● Given task
Continue the passage on the discovery of a very distant early-universe galaxy, starting right after its final sentence.

● Document segment
☆ ☆ ☆ ☆

Astronomers have found an exceptionally distant galaxy, ranked among the top 10 most distant objects currently known in space. Light from the recently detected galaxy left the object about 800 million years after the beginning of the universe, when the universe was in its infancy.The galaxy, designated LAEJ095950.99+021219.1, was first spotted in summer 2011. The find is a rare example of a galaxy from that early epoch, and will help astronomers make progress in understanding the process of galaxy formation.
This galaxy is extremely faint and was detected by the light emitted by ionized hydrogen. The object was first identified as a candidate early-universe galaxy using a unique technique that uses special narrow-band filters that allow a small wavelength range of light through.
A special filter fitted to the telescope camera was designed to catch light of narrow wavelength ranges, allowing the astronomers to conduct a very sensitive search in the infrared wavelength range.

☆ ☆ ☆ ☆

● Data supplied
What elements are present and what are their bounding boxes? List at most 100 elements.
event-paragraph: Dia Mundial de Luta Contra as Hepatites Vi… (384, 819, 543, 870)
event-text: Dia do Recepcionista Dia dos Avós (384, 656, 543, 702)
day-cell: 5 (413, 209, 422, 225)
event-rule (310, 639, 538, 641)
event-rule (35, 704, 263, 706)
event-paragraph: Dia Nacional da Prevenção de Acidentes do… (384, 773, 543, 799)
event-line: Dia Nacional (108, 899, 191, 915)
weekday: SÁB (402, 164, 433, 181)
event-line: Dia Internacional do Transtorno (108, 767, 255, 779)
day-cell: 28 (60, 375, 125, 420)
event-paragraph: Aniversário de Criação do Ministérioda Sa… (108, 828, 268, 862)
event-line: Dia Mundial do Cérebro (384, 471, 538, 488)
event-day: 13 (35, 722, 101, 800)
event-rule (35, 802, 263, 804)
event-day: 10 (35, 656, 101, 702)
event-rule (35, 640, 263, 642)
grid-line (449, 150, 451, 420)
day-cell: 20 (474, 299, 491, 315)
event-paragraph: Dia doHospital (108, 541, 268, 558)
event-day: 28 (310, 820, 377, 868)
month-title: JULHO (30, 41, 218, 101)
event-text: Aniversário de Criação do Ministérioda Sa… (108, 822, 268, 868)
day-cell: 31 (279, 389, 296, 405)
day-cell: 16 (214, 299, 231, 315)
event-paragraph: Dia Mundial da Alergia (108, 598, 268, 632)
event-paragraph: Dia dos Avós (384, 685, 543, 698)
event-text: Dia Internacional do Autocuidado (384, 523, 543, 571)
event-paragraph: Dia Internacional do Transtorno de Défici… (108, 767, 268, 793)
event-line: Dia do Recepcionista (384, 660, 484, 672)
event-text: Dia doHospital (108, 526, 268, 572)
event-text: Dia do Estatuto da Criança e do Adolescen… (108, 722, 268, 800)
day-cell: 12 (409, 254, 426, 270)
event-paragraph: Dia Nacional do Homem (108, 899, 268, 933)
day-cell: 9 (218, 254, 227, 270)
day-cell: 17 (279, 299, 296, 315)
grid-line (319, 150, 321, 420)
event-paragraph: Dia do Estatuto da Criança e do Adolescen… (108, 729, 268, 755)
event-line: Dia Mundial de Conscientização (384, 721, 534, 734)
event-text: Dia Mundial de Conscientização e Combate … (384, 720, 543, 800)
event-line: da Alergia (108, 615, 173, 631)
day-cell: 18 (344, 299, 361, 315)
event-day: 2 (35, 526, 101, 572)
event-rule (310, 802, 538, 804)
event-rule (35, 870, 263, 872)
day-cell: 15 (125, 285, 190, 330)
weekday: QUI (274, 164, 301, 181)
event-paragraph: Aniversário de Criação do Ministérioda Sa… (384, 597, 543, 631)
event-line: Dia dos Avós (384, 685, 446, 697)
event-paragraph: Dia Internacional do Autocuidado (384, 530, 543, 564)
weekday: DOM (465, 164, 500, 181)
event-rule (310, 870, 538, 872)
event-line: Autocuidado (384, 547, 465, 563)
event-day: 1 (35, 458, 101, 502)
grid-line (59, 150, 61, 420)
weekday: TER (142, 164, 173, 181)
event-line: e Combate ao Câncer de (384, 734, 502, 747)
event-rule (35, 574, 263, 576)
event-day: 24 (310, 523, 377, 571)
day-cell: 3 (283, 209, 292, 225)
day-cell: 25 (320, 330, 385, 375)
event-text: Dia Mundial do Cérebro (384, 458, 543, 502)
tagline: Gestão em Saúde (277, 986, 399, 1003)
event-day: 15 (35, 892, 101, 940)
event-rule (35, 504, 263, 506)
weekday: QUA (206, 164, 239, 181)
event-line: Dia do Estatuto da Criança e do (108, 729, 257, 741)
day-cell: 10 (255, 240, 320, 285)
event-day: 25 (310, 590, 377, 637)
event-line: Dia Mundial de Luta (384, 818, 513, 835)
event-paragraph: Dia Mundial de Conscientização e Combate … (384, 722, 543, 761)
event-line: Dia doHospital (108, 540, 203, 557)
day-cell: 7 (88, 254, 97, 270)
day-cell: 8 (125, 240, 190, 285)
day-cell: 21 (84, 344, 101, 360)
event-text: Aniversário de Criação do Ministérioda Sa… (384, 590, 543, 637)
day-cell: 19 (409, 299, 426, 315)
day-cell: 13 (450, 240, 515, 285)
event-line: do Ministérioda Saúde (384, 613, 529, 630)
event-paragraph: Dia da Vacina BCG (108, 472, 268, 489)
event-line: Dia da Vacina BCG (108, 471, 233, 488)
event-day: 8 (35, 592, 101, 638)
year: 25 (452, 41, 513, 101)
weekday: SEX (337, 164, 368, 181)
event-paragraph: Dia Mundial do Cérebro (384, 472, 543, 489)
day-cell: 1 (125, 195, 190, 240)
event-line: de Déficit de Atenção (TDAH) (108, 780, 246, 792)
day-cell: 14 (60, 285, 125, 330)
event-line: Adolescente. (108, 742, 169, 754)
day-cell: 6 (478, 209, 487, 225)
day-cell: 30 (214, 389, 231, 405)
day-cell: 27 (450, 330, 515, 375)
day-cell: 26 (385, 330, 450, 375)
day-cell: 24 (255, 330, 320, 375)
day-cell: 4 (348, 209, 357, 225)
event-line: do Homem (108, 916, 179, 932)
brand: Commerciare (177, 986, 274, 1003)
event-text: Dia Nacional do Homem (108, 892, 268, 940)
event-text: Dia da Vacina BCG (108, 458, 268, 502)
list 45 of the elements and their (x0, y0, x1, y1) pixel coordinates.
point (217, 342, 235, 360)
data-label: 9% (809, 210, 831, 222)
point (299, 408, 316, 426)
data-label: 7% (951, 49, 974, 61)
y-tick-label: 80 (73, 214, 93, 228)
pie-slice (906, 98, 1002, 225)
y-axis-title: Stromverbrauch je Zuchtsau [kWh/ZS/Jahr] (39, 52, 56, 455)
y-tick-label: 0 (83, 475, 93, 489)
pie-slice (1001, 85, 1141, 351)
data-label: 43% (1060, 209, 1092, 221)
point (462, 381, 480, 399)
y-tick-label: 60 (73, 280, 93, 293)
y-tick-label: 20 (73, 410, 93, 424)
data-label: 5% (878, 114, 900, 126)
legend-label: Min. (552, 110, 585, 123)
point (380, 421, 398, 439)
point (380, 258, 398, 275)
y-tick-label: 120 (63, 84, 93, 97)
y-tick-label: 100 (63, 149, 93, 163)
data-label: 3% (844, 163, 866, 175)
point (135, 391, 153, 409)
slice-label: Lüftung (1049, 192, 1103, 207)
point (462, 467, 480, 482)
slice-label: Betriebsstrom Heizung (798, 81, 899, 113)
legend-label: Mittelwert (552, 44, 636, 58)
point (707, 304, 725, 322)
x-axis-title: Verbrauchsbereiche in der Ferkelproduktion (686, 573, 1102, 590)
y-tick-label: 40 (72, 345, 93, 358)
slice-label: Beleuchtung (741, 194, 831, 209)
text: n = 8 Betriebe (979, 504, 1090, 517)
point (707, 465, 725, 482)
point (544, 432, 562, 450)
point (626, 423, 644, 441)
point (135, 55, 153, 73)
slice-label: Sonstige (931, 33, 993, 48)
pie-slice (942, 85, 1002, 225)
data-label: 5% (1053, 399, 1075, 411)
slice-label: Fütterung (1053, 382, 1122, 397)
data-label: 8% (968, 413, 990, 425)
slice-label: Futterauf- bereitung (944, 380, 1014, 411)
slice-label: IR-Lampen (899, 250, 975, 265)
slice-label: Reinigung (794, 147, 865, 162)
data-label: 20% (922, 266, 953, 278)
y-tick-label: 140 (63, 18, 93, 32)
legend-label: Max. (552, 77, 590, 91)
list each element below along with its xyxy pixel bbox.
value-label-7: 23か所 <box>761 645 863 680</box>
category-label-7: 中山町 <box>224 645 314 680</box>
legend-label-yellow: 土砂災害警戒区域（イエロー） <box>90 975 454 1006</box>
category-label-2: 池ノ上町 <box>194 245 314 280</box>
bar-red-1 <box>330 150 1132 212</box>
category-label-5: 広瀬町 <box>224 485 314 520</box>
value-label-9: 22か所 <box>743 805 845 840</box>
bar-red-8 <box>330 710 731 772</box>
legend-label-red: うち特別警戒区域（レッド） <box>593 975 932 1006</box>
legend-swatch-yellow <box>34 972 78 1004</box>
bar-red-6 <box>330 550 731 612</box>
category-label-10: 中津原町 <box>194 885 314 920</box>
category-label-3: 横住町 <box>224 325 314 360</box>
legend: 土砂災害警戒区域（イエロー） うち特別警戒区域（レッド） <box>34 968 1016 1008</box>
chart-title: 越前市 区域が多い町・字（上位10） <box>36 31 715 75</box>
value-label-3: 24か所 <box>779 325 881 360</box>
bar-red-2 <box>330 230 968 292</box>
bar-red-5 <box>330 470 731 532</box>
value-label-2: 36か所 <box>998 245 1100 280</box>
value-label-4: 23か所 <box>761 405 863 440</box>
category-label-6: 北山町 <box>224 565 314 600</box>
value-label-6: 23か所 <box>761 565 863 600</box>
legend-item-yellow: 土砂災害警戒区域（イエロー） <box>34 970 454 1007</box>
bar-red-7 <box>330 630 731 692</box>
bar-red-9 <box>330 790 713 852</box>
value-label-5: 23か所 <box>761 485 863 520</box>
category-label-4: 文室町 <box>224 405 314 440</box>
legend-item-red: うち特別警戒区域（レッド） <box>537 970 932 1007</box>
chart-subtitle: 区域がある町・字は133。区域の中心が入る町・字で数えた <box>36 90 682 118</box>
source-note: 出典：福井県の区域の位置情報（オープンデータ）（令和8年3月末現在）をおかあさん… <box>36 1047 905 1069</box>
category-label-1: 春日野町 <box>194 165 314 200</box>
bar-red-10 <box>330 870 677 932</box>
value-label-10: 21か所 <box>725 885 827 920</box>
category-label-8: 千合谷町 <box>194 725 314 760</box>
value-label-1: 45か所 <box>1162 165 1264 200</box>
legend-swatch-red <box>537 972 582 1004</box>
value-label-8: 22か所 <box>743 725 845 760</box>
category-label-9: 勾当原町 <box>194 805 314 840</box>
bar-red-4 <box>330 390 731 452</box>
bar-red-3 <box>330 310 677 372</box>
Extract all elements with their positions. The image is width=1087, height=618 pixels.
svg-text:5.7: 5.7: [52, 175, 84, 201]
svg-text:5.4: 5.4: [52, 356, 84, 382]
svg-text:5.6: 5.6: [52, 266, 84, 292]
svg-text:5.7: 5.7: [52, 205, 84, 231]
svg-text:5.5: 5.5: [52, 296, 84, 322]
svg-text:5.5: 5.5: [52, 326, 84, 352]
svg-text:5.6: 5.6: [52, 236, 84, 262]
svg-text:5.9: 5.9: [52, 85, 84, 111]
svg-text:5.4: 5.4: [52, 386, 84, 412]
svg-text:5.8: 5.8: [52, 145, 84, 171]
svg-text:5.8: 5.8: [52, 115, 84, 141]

☆ ☆ ☆ ☆

● Written response
"We have been using this technique since 1998 and pushing it to ever-greater distances and sensitivities in our search for the first galaxies at the edge of the universe," says Malhotra, an associate professor in the school. "Young galaxies must be observed at infrared wavelengths and this is not easy to do using ground-based telescopes, since the Earth's atmosphere itself glows and large detectors are hard to make."
To be able to detect these very distant objects which were forming near the beginning of the universe, astronomers look for sources which have very high redshifts. Astronomers refer to an object's distance by a number called its "redshift," which relates to how much its light has stretched to longer, redder wavelengths due to the expansion of the universe.
Objects with larger redshifts are farther away and are seen further back in time. LAEJ095950.99+021219.1 has a redshift of 7. Only a handful of galaxies have confirmed redshifts greater than 7, and none of the others is as faint as LAEJ095950.99+021219.1.
"We have used this search to find hundreds of objects at somewhat smaller distances. We have found several hundred galaxies at redshift 4.5, several at redshift 6.5, and now at redshift 7 we have found one," explains Rhoads. "We've pushed the experiment's design to a redshift of 7 – it's the most distant we can do with well-established, mature technology, and it's about the most distant where people have been finding objects successfully up to now."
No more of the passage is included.